What Killed Sprig?

What Killed SprigIf you’ve been following tech media this week, the big news was that Sprig is shutting down. We’ve spoken a number of times about Sprig with Semil Shah and others and lauded the company for its incredible rise from fledgling food delivery startup to the next on-demand unicorn. Different than many other food delivery startups, Sprig was full-stack. They created the recipes, their chefs prepared the meals, they had a fleet of delivery folks often pedaling around the streets of Chicago between 6-9pm. Their well-crafted meals were a hit amongst the busy urban professionals looking for a healthier alternative to take-out. In a way, they had created their own restaurant, with no dine-in option and the guarantee of delivery in less than 20 minutes.

Personally, I value delicious, hot meals. I often like to eat dinner at home. And, above all, I don’t want to spend an hour cooking something mediocre or waiting for cold, unhealthy delivery. For those reasons, I was an immediate Sprig convert. During the first couple weeks of use, I was impressed. The food was pretty good. Not always hot. But quick and satisfying. I recommended Sprig to friends. They recommended to their friends. A lot of people in the extended network were using Sprig.

#### DATA RECORDS:
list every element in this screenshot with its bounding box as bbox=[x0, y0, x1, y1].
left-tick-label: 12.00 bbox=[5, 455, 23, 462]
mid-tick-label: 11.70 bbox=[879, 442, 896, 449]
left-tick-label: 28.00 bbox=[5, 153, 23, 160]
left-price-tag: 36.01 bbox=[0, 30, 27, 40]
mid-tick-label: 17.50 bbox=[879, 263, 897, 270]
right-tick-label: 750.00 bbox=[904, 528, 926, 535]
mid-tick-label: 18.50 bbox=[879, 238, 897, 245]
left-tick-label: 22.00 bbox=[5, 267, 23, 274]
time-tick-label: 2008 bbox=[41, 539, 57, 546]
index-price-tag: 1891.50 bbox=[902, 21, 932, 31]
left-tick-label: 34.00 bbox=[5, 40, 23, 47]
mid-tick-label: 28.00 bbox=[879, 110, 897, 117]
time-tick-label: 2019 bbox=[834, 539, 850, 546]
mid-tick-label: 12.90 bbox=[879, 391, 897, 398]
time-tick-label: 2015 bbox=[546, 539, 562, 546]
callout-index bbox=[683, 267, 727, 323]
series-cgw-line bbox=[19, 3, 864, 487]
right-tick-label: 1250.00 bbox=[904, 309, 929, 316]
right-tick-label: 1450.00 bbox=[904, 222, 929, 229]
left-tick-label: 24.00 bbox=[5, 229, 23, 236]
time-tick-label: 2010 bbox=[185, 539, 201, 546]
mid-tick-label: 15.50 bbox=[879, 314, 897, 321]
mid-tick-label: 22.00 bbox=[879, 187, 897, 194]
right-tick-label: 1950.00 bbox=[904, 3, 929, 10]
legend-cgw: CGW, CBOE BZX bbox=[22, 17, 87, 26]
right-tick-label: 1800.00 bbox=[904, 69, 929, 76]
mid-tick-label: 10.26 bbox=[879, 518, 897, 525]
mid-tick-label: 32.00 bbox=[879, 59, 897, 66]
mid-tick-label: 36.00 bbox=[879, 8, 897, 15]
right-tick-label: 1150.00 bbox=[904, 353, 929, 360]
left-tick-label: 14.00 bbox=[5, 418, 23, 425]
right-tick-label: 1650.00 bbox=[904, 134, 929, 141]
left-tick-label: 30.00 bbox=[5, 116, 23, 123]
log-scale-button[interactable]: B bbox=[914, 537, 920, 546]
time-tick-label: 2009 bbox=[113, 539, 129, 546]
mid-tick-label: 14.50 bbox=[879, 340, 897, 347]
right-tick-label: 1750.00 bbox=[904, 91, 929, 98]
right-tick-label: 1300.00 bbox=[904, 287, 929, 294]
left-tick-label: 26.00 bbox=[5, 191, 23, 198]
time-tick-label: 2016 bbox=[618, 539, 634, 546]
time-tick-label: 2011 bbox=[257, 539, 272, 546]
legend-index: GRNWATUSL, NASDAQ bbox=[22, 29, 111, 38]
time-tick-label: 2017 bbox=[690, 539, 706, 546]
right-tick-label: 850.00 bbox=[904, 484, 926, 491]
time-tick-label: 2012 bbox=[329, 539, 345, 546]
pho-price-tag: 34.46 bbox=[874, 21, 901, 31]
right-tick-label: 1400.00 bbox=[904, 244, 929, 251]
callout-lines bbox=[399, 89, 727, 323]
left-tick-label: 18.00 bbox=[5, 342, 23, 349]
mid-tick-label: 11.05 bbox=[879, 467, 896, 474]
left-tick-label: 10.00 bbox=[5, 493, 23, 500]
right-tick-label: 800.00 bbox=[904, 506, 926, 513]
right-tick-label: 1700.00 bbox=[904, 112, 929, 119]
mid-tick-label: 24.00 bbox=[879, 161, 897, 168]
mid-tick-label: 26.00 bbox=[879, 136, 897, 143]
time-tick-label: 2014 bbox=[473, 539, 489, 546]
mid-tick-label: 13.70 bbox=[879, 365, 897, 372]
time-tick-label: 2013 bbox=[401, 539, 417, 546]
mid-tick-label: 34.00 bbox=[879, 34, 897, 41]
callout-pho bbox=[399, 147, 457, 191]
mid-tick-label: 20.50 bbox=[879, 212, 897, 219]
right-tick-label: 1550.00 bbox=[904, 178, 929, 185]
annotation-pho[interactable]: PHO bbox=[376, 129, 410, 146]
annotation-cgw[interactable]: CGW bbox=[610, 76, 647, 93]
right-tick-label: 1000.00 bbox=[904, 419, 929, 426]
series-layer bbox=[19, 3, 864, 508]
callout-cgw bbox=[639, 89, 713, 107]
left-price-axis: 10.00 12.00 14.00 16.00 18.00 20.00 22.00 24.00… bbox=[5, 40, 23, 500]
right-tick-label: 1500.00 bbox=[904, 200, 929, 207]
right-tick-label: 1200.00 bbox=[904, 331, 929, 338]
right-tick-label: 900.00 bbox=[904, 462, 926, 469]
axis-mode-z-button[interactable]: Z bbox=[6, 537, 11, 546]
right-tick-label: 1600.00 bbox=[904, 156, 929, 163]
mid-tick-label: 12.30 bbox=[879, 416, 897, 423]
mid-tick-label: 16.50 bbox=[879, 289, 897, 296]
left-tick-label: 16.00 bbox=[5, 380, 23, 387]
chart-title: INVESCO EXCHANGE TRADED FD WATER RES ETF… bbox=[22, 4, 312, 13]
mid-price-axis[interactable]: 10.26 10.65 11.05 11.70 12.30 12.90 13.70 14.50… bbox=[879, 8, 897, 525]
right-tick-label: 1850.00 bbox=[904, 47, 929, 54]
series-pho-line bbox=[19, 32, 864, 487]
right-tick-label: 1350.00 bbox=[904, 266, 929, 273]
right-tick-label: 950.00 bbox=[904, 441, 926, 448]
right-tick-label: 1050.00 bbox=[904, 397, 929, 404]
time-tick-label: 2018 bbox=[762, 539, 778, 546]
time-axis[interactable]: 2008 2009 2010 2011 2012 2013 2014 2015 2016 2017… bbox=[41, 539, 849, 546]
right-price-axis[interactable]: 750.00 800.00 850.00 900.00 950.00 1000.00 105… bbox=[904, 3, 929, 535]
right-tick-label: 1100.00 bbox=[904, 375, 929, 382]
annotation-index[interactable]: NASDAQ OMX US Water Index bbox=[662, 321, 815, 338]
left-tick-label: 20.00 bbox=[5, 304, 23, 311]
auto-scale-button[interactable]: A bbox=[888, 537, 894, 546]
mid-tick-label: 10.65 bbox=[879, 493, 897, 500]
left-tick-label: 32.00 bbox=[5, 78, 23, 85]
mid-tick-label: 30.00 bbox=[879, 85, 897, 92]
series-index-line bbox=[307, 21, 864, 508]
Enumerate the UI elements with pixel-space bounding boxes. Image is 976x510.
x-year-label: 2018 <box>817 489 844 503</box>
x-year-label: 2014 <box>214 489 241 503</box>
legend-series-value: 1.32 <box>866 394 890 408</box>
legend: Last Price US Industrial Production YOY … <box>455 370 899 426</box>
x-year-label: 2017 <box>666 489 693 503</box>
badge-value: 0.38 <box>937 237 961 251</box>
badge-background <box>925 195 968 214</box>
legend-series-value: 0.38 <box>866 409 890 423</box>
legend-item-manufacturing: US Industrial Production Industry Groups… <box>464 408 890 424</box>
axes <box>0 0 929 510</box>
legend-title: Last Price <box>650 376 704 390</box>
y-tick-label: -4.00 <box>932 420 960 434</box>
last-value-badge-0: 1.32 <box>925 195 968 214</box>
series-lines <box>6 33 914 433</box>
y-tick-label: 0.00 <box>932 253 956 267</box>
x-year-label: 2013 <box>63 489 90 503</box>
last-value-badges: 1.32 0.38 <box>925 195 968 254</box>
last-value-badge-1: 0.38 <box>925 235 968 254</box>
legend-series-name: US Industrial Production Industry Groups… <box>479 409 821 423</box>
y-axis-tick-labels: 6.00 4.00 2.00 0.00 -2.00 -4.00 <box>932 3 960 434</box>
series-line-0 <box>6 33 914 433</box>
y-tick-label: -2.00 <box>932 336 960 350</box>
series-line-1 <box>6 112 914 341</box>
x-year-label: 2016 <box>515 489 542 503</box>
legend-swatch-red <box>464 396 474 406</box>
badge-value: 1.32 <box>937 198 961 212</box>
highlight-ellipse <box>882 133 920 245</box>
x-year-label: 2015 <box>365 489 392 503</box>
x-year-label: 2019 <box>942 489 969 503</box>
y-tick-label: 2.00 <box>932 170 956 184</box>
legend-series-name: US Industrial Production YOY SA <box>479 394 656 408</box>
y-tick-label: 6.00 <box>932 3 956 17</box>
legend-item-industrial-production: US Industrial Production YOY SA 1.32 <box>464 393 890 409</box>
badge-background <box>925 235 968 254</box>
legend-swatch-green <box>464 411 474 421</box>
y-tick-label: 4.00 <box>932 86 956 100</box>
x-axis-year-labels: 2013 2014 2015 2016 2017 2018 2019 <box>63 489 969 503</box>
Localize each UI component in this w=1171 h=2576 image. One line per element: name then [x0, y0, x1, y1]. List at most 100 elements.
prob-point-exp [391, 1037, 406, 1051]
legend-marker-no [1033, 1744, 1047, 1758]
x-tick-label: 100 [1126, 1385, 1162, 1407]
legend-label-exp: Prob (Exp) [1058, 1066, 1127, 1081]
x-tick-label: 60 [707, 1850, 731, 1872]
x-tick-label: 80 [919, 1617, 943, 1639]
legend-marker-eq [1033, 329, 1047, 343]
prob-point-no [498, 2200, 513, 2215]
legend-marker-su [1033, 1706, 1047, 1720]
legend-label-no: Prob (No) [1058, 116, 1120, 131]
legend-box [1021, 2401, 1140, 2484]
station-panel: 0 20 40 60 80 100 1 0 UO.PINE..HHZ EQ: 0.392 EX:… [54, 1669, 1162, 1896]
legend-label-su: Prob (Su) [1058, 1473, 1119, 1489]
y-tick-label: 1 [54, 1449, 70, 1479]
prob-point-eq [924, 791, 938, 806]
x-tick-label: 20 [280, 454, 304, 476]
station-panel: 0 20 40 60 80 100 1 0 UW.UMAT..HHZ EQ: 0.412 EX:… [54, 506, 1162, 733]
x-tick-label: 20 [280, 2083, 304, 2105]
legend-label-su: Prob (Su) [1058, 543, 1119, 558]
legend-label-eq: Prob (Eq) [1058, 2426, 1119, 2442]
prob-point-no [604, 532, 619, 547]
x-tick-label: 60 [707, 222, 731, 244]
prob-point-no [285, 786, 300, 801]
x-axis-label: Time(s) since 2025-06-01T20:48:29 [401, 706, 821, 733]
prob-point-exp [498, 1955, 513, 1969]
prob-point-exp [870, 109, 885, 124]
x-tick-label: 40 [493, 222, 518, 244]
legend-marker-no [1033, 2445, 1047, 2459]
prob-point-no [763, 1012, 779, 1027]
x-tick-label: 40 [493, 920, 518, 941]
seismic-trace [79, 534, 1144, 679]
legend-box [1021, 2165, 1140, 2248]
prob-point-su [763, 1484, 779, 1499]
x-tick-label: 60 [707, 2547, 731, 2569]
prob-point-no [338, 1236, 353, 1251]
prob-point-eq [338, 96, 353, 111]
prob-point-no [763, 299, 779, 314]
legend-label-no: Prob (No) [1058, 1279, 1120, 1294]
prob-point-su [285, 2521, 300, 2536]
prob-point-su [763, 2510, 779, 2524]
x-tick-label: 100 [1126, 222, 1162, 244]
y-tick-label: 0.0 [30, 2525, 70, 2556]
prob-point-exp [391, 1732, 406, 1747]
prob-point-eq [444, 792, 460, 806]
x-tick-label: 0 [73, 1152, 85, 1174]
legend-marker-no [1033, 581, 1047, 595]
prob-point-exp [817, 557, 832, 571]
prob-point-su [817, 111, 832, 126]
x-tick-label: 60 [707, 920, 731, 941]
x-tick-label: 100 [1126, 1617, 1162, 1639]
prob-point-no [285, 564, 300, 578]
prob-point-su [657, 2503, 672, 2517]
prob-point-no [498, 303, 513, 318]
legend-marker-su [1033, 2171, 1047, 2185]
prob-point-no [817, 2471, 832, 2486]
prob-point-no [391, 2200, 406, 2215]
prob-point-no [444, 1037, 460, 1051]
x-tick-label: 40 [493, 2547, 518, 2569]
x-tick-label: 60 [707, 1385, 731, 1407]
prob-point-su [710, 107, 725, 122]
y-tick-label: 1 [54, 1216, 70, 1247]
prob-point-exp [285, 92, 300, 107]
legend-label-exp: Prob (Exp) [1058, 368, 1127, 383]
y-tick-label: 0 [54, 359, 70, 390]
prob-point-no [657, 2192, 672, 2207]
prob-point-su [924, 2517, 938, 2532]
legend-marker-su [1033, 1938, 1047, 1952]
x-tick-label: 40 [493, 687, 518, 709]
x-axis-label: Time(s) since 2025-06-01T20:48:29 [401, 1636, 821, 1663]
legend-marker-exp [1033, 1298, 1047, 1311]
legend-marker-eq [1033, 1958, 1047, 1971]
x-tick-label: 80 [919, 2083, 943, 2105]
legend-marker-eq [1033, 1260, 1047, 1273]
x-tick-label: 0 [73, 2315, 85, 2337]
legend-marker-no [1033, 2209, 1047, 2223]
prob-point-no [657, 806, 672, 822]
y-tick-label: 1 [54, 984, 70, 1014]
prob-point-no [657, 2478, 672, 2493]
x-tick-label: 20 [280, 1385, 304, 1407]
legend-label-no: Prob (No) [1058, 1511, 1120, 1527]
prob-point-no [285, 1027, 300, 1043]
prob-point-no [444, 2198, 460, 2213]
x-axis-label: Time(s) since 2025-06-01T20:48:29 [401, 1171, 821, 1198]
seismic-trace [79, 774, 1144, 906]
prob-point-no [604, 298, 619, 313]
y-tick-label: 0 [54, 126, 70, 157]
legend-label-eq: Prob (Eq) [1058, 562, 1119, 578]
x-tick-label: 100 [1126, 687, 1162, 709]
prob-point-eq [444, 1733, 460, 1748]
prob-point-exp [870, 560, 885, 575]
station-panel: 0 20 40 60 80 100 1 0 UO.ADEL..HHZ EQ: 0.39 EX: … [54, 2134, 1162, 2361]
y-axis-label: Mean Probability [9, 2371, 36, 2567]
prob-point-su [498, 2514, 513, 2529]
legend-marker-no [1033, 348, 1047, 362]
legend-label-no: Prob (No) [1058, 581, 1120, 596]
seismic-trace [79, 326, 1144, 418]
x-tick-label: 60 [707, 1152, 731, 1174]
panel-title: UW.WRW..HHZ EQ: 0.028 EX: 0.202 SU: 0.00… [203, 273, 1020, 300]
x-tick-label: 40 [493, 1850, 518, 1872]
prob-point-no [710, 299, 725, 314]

#### EXERCISE TASKS:
a. Can you give the Sprig article again, starting with "Personally, I value" and going on through "were using Sprig.", with "mediocre" replaced by "bland"?
b. Can you continue the Sprig article from the point where it stops?
You can set the items aside, since none of them are needed.

#### ANSWER SECTION:
a.
Personally, I value delicious, hot meals. I often like to eat dinner at home. And, above all, I don’t want to spend an hour cooking something bland or waiting for cold, unhealthy delivery. For those reasons, I was an immediate Sprig convert. During the first couple weeks of use, I was impressed. The food was pretty good. Not always hot. But quick and satisfying. I recommended Sprig to friends. They recommended to their friends. A lot of people in the extended network were using Sprig.

b.
Then slowly I began ordering less frequently. Eventually, I stopped altogether. As I spoke w/ friends, it seemed like they went through a similar cycle. Everyone was excited, at first, then slowly stopped using the service. As I reflect on my ‘churn story’ a few things come to mind:

  • Delivery was inconsistent: Most nights, the food arrived in less than 20 minutes. But there were a couple scenarios where they had issues and it took over an hour. As you can imagine, this was both confusing and frustrating as the app showed a delivery person, doing circles around my building, while I convinced myself I was going to starve.
  • Delivery was awkward: Sprig made a decision that I thought was really smart. They disallowed the consumer from paying a tip. I thought this was brilliant, as I always find it awkward to figure out how much to pay the delivery person. 20% of the meal price? 20% of the meal price + a few bucks? Is the delivery charge already included in the cost? I’m often confused and they made a smart step in the right direction. The problem? I still felt guilty and awkward not paying a tip! Despite Sprig’s insistence on not paying a tip, delivery remains an awkward exchange.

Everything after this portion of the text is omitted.